Dataset items
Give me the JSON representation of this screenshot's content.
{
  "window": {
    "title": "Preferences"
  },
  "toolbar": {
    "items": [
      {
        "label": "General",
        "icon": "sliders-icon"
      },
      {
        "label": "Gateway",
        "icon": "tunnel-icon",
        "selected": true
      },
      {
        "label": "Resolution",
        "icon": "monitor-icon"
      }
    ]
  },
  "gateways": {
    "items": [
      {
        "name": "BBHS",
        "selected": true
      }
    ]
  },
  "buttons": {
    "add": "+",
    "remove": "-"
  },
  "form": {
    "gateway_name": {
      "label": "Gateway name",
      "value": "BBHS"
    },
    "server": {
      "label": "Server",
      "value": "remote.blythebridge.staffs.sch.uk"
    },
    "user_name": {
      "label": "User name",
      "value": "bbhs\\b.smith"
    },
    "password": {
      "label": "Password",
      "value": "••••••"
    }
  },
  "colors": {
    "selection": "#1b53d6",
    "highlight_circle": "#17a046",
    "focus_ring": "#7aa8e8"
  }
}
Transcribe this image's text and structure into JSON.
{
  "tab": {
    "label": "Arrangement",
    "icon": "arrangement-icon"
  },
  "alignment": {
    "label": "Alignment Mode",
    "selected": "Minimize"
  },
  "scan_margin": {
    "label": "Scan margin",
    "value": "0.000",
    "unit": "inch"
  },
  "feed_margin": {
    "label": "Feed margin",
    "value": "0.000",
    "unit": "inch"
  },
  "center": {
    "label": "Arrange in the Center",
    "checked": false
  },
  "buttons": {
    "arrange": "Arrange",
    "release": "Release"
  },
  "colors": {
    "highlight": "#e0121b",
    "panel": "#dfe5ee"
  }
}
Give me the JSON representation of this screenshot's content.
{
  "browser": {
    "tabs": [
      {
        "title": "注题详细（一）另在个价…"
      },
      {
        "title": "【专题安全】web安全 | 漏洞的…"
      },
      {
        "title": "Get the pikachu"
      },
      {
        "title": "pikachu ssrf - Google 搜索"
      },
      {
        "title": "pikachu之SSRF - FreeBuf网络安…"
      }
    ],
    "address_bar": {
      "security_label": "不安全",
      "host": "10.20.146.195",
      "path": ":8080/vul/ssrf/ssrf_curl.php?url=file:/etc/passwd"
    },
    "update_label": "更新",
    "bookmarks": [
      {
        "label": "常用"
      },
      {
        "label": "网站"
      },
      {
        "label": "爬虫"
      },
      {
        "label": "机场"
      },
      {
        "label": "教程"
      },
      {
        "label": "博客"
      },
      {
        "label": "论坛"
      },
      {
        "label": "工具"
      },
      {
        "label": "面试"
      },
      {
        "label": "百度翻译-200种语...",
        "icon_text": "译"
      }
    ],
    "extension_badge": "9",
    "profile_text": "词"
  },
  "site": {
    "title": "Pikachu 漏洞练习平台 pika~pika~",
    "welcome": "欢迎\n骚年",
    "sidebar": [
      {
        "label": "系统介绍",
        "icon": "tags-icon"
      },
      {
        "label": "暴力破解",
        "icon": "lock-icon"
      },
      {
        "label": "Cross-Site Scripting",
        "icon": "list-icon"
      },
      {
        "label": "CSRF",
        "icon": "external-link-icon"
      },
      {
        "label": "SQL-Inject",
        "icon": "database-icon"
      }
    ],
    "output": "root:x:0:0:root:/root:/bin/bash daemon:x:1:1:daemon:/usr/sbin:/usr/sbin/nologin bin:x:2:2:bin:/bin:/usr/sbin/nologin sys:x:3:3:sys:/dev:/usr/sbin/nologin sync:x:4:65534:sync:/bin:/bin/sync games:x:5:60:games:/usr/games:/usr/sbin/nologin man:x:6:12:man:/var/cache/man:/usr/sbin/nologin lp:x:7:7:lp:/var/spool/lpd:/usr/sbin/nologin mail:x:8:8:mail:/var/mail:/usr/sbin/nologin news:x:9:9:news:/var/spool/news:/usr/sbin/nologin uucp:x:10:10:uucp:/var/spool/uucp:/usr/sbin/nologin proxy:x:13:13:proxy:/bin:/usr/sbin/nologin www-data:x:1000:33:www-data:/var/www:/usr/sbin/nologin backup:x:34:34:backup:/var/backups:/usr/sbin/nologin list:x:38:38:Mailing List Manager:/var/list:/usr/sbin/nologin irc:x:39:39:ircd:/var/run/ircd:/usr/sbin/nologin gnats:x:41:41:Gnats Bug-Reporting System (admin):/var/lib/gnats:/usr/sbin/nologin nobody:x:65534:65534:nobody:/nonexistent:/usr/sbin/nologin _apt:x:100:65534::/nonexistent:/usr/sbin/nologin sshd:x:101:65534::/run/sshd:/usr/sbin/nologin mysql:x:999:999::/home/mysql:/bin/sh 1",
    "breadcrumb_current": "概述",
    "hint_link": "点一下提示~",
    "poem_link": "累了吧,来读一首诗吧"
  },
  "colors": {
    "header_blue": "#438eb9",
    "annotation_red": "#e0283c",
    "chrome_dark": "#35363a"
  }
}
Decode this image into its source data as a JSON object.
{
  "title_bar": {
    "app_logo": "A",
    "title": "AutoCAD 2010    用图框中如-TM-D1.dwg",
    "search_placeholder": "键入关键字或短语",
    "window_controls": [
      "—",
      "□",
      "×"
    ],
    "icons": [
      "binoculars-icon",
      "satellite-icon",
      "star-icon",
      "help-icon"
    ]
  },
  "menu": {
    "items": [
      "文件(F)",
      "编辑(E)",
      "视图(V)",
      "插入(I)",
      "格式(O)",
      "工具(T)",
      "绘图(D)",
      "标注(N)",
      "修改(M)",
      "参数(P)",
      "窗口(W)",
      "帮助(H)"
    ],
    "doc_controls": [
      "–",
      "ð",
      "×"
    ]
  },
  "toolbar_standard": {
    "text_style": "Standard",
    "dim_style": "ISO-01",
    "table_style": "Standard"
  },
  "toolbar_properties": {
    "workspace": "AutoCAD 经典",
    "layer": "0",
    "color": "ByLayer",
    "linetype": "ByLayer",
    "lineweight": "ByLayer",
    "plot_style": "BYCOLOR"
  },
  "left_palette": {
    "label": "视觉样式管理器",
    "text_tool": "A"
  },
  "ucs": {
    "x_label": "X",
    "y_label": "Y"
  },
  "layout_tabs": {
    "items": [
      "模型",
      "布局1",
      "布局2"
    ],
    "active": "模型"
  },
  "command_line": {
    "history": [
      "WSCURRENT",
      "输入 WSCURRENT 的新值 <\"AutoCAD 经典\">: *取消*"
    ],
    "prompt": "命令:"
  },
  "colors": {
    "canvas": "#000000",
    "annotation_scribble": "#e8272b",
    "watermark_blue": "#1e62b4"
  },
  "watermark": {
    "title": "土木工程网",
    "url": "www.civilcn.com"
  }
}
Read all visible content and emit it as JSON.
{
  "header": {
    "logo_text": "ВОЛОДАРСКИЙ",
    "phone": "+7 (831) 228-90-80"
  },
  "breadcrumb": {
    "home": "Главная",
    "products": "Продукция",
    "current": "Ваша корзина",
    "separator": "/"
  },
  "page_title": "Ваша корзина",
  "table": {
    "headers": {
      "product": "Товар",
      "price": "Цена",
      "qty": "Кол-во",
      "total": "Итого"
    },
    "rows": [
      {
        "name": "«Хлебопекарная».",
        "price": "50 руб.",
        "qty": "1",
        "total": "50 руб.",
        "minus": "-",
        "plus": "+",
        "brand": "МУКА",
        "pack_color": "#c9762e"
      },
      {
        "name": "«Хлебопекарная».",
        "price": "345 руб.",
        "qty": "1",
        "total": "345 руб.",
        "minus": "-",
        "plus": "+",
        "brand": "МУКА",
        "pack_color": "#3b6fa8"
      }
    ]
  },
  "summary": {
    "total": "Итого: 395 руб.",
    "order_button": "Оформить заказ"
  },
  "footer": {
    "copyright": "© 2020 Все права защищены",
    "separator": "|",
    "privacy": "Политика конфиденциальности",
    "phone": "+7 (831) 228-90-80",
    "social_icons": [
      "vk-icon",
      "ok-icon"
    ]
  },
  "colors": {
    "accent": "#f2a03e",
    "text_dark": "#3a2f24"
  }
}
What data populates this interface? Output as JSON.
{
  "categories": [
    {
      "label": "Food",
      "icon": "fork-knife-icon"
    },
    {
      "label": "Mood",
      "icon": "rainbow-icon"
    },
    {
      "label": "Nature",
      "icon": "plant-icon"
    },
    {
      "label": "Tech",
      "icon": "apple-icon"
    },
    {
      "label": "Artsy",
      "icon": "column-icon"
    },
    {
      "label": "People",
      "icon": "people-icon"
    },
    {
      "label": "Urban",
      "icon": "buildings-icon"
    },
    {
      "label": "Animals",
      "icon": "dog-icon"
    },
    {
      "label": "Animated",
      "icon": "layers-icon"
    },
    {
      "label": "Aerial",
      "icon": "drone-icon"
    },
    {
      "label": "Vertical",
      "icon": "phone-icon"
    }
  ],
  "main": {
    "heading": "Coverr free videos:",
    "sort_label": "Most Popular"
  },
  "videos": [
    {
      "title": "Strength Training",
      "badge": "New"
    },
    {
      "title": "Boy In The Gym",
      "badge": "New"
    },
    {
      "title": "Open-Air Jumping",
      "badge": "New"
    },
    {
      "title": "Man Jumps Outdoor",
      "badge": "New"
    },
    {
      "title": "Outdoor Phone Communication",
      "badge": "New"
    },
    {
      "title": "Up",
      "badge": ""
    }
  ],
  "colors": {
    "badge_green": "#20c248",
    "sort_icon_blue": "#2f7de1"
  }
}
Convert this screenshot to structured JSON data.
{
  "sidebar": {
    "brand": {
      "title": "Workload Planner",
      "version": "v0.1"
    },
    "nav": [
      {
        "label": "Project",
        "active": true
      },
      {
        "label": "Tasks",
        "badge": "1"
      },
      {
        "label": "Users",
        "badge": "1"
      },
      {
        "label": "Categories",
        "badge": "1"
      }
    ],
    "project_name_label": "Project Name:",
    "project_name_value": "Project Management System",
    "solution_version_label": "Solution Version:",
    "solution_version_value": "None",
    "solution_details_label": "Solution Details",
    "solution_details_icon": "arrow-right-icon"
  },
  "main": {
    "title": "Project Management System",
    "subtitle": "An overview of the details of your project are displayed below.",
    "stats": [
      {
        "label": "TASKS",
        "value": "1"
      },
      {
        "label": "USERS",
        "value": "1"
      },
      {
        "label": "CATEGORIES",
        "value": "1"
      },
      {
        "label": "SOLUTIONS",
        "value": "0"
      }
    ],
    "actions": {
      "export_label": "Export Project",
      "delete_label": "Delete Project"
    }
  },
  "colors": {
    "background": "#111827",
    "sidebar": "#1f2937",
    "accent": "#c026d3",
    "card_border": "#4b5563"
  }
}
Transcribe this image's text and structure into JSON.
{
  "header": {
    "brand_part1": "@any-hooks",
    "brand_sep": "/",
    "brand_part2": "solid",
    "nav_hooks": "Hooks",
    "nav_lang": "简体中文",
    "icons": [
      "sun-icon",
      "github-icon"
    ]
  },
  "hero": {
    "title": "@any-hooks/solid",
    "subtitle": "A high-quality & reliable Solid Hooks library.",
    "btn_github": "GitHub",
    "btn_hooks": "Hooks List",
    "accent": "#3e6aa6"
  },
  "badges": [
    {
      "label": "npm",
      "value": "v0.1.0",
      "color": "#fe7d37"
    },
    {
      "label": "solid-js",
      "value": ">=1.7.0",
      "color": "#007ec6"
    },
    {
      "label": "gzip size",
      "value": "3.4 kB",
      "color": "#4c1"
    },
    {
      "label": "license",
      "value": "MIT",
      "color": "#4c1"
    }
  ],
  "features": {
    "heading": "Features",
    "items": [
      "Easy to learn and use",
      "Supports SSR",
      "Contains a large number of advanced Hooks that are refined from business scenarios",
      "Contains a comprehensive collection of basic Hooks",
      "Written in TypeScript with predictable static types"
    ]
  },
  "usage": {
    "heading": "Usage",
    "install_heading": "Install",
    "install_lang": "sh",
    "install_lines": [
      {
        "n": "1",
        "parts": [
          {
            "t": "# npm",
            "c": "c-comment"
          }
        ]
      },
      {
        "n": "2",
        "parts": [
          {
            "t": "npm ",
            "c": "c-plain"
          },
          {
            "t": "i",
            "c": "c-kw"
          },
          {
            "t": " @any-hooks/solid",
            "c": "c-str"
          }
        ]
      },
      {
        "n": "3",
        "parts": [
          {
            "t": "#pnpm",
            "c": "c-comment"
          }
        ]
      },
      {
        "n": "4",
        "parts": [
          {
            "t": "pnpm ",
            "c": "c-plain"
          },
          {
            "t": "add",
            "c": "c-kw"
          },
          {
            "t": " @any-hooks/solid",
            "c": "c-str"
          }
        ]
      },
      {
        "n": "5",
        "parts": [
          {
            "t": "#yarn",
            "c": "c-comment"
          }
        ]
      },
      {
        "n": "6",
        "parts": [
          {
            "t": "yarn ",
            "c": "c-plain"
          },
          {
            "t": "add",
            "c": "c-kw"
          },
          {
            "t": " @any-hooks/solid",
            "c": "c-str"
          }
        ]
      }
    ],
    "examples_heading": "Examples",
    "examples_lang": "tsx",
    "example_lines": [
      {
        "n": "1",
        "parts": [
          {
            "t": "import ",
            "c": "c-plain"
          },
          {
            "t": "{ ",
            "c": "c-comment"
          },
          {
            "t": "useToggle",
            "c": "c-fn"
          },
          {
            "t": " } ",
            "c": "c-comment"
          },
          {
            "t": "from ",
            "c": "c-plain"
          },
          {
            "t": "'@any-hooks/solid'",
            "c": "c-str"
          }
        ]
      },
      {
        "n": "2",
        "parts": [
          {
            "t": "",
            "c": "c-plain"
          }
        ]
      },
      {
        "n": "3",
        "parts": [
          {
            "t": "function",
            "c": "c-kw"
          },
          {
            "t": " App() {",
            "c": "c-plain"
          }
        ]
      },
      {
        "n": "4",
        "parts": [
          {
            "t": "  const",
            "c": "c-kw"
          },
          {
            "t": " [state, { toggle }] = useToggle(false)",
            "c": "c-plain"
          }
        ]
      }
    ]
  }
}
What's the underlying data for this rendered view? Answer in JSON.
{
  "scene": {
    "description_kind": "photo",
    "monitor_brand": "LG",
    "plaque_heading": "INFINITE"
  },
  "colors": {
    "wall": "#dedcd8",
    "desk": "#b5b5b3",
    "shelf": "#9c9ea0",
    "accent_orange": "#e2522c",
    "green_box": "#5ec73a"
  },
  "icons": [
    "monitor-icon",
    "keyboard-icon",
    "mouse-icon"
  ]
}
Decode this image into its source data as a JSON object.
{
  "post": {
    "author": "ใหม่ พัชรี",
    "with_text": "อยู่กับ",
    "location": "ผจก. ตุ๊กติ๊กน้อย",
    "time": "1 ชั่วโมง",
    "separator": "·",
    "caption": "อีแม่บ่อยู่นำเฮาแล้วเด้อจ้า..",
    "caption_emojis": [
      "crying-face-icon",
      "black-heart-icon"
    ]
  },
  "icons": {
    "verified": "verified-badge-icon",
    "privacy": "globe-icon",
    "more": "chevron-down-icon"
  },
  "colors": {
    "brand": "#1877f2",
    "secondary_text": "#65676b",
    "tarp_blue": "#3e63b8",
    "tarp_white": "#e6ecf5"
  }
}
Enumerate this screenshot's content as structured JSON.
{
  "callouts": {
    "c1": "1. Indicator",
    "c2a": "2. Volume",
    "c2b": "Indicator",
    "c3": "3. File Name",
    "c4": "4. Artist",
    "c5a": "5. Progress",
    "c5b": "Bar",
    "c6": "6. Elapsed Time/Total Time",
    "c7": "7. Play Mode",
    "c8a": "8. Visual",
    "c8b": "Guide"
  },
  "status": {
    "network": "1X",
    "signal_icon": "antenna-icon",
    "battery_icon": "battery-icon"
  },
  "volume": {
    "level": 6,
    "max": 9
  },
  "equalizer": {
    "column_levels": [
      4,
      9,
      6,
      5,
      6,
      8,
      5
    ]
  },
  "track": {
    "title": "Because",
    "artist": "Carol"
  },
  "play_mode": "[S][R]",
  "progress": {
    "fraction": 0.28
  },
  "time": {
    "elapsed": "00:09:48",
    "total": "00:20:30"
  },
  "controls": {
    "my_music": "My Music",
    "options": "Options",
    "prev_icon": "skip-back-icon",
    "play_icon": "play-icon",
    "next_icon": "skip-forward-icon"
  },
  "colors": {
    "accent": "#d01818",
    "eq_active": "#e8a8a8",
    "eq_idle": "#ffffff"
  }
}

(What is expected) Output the line containing "Enumerate this screenshot's" and all lines after it to the end of the records, exactly as given.

(Completed task)
Enumerate this screenshot's content as structured JSON.
{
  "callouts": {
    "c1": "1. Indicator",
    "c2a": "2. Volume",
    "c2b": "Indicator",
    "c3": "3. File Name",
    "c4": "4. Artist",
    "c5a": "5. Progress",
    "c5b": "Bar",
    "c6": "6. Elapsed Time/Total Time",
    "c7": "7. Play Mode",
    "c8a": "8. Visual",
    "c8b": "Guide"
  },
  "status": {
    "network": "1X",
    "signal_icon": "antenna-icon",
    "battery_icon": "battery-icon"
  },
  "volume": {
    "level": 6,
    "max": 9
  },
  "equalizer": {
    "column_levels": [
      4,
      9,
      6,
      5,
      6,
      8,
      5
    ]
  },
  "track": {
    "title": "Because",
    "artist": "Carol"
  },
  "play_mode": "[S][R]",
  "progress": {
    "fraction": 0.28
  },
  "time": {
    "elapsed": "00:09:48",
    "total": "00:20:30"
  },
  "controls": {
    "my_music": "My Music",
    "options": "Options",
    "prev_icon": "skip-back-icon",
    "play_icon": "play-icon",
    "next_icon": "skip-forward-icon"
  },
  "colors": {
    "accent": "#d01818",
    "eq_active": "#e8a8a8",
    "eq_idle": "#ffffff"
  }
}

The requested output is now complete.